§ PROBLEM REQUIREMENTS:
Output every line below without omitting or altering anything.

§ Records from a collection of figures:

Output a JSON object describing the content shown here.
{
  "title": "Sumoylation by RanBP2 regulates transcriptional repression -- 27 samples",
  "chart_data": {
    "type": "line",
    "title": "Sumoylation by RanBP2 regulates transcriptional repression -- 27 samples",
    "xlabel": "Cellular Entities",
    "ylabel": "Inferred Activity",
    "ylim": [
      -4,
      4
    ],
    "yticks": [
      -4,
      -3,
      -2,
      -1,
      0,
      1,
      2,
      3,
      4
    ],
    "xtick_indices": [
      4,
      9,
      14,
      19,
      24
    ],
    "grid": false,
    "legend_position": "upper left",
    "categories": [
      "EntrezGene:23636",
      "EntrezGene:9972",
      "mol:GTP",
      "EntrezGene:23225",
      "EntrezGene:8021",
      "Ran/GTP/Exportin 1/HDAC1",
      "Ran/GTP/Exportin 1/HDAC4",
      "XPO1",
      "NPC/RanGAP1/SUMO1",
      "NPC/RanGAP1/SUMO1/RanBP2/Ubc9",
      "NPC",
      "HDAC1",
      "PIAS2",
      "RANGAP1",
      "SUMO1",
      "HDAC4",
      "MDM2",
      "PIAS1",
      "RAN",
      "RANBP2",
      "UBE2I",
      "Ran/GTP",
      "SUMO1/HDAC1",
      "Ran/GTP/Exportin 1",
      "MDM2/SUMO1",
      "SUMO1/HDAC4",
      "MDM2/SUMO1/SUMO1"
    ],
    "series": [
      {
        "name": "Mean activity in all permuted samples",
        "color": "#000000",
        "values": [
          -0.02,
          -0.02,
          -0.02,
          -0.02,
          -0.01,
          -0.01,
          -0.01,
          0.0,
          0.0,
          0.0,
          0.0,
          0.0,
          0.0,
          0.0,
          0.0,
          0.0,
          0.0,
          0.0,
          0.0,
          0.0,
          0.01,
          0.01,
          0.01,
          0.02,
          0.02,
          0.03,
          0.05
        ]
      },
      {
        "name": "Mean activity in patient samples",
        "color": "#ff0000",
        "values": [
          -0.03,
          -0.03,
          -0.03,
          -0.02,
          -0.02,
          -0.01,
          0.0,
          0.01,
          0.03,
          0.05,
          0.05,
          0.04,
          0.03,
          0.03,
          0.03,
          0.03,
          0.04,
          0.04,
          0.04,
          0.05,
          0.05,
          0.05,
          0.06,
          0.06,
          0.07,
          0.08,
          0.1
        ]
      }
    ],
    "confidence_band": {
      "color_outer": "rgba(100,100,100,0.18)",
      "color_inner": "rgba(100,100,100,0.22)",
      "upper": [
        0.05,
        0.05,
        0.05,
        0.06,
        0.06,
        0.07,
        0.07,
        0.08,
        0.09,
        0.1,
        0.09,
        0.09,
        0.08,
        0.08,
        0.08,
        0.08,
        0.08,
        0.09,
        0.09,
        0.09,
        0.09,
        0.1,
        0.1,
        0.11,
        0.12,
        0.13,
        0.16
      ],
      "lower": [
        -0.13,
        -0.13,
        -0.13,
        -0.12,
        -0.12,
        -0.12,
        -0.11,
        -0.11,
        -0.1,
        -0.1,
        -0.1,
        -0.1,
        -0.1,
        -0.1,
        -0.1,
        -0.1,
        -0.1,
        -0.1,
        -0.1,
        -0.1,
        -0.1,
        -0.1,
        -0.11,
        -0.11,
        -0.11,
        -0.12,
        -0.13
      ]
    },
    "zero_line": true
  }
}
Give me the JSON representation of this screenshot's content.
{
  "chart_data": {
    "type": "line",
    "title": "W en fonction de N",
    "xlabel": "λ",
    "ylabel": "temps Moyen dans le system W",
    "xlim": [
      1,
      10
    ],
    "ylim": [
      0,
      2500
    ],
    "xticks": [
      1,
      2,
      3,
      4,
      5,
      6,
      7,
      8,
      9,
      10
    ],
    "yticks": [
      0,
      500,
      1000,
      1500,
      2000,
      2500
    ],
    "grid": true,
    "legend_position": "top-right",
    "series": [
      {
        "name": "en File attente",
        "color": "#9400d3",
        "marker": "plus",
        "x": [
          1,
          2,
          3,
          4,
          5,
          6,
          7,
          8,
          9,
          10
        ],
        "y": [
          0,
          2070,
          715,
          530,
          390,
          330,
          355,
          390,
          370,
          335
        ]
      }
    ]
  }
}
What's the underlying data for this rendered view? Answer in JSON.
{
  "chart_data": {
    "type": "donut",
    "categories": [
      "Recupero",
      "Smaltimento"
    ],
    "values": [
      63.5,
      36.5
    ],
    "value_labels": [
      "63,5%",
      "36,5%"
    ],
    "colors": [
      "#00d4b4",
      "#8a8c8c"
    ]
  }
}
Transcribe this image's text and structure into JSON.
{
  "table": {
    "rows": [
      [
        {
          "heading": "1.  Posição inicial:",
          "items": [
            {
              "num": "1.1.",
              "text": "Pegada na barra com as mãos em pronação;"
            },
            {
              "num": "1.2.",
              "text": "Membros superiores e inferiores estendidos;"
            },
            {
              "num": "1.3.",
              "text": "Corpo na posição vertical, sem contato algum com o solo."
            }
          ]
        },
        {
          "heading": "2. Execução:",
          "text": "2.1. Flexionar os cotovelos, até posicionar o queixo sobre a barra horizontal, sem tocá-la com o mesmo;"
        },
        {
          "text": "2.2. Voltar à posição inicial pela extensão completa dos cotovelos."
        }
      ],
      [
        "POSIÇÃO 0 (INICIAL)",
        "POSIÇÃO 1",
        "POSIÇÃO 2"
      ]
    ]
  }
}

§ WRITTEN REPLY:
Output a JSON object describing the content shown here.
{
  "title": "Sumoylation by RanBP2 regulates transcriptional repression -- 27 samples",
  "chart_data": {
    "type": "line",
    "title": "Sumoylation by RanBP2 regulates transcriptional repression -- 27 samples",
    "xlabel": "Cellular Entities",
    "ylabel": "Inferred Activity",
    "ylim": [
      -4,
      4
    ],
    "yticks": [
      -4,
      -3,
      -2,
      -1,
      0,
      1,
      2,
      3,
      4
    ],
    "xtick_indices": [
      4,
      9,
      14,
      19,
      24
    ],
    "grid": false,
    "legend_position": "upper left",
    "categories": [
      "EntrezGene:23636",
      "EntrezGene:9972",
      "mol:GTP",
      "EntrezGene:23225",
      "EntrezGene:8021",
      "Ran/GTP/Exportin 1/HDAC1",
      "Ran/GTP/Exportin 1/HDAC4",
      "XPO1",
      "NPC/RanGAP1/SUMO1",
      "NPC/RanGAP1/SUMO1/RanBP2/Ubc9",
      "NPC",
      "HDAC1",
      "PIAS2",
      "RANGAP1",
      "SUMO1",
      "HDAC4",
      "MDM2",
      "PIAS1",
      "RAN",
      "RANBP2",
      "UBE2I",
      "Ran/GTP",
      "SUMO1/HDAC1",
      "Ran/GTP/Exportin 1",
      "MDM2/SUMO1",
      "SUMO1/HDAC4",
      "MDM2/SUMO1/SUMO1"
    ],
    "series": [
      {
        "name": "Mean activity in all permuted samples",
        "color": "#000000",
        "values": [
          -0.02,
          -0.02,
          -0.02,
          -0.02,
          -0.01,
          -0.01,
          -0.01,
          0.0,
          0.0,
          0.0,
          0.0,
          0.0,
          0.0,
          0.0,
          0.0,
          0.0,
          0.0,
          0.0,
          0.0,
          0.0,
          0.01,
          0.01,
          0.01,
          0.02,
          0.02,
          0.03,
          0.05
        ]
      },
      {
        "name": "Mean activity in patient samples",
        "color": "#ff0000",
        "values": [
          -0.03,
          -0.03,
          -0.03,
          -0.02,
          -0.02,
          -0.01,
          0.0,
          0.01,
          0.03,
          0.05,
          0.05,
          0.04,
          0.03,
          0.03,
          0.03,
          0.03,
          0.04,
          0.04,
          0.04,
          0.05,
          0.05,
          0.05,
          0.06,
          0.06,
          0.07,
          0.08,
          0.1
        ]
      }
    ],
    "confidence_band": {
      "color_outer": "rgba(100,100,100,0.18)",
      "color_inner": "rgba(100,100,100,0.22)",
      "upper": [
        0.05,
        0.05,
        0.05,
        0.06,
        0.06,
        0.07,
        0.07,
        0.08,
        0.09,
        0.1,
        0.09,
        0.09,
        0.08,
        0.08,
        0.08,
        0.08,
        0.08,
        0.09,
        0.09,
        0.09,
        0.09,
        0.1,
        0.1,
        0.11,
        0.12,
        0.13,
        0.16
      ],
      "lower": [
        -0.13,
        -0.13,
        -0.13,
        -0.12,
        -0.12,
        -0.12,
        -0.11,
        -0.11,
        -0.1,
        -0.1,
        -0.1,
        -0.1,
        -0.1,
        -0.1,
        -0.1,
        -0.1,
        -0.1,
        -0.1,
        -0.1,
        -0.1,
        -0.1,
        -0.1,
        -0.11,
        -0.11,
        -0.11,
        -0.12,
        -0.13
      ]
    },
    "zero_line": true
  }
}
Give me the JSON representation of this screenshot's content.
{
  "chart_data": {
    "type": "line",
    "title": "W en fonction de N",
    "xlabel": "λ",
    "ylabel": "temps Moyen dans le system W",
    "xlim": [
      1,
      10
    ],
    "ylim": [
      0,
      2500
    ],
    "xticks": [
      1,
      2,
      3,
      4,
      5,
      6,
      7,
      8,
      9,
      10
    ],
    "yticks": [
      0,
      500,
      1000,
      1500,
      2000,
      2500
    ],
    "grid": true,
    "legend_position": "top-right",
    "series": [
      {
        "name": "en File attente",
        "color": "#9400d3",
        "marker": "plus",
        "x": [
          1,
          2,
          3,
          4,
          5,
          6,
          7,
          8,
          9,
          10
        ],
        "y": [
          0,
          2070,
          715,
          530,
          390,
          330,
          355,
          390,
          370,
          335
        ]
      }
    ]
  }
}
What's the underlying data for this rendered view? Answer in JSON.
{
  "chart_data": {
    "type": "donut",
    "categories": [
      "Recupero",
      "Smaltimento"
    ],
    "values": [
      63.5,
      36.5
    ],
    "value_labels": [
      "63,5%",
      "36,5%"
    ],
    "colors": [
      "#00d4b4",
      "#8a8c8c"
    ]
  }
}
Transcribe this image's text and structure into JSON.
{
  "table": {
    "rows": [
      [
        {
          "heading": "1.  Posição inicial:",
          "items": [
            {
              "num": "1.1.",
              "text": "Pegada na barra com as mãos em pronação;"
            },
            {
              "num": "1.2.",
              "text": "Membros superiores e inferiores estendidos;"
            },
            {
              "num": "1.3.",
              "text": "Corpo na posição vertical, sem contato algum com o solo."
            }
          ]
        },
        {
          "heading": "2. Execução:",
          "text": "2.1. Flexionar os cotovelos, até posicionar o queixo sobre a barra horizontal, sem tocá-la com o mesmo;"
        },
        {
          "text": "2.2. Voltar à posição inicial pela extensão completa dos cotovelos."
        }
      ],
      [
        "POSIÇÃO 0 (INICIAL)",
        "POSIÇÃO 1",
        "POSIÇÃO 2"
      ]
    ]
  }
}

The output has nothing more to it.